__Problem requirements__. In the records below, how many lines hold the string "Describe"? Give only the number.

__Input material__.
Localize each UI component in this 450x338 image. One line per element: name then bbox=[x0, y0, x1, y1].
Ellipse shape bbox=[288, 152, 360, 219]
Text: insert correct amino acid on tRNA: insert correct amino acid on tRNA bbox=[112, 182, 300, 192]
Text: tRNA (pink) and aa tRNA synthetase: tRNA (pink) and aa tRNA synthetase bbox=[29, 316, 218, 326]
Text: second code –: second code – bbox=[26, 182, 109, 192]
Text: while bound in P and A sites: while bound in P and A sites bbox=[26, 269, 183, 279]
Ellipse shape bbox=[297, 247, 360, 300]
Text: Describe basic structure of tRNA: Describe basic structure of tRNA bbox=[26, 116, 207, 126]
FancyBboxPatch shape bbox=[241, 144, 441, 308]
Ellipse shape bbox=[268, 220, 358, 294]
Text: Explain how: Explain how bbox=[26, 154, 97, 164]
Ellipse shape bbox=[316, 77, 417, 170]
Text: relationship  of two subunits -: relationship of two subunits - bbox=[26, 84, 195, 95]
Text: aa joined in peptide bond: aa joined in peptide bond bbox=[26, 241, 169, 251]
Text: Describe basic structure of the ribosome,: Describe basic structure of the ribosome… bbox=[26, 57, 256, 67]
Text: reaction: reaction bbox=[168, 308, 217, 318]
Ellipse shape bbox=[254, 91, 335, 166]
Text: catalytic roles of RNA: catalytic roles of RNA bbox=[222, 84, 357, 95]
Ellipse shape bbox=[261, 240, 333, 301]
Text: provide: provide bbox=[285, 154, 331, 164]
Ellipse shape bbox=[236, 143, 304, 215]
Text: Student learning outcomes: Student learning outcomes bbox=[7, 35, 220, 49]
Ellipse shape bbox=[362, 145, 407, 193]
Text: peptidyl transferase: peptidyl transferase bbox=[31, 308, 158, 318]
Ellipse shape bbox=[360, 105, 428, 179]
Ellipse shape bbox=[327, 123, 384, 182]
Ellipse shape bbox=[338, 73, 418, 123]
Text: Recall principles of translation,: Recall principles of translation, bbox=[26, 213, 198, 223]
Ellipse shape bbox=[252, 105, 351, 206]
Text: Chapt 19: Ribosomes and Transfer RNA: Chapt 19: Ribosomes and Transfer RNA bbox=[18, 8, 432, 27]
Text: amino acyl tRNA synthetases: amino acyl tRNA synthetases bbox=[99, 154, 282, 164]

__Expected answer__. 2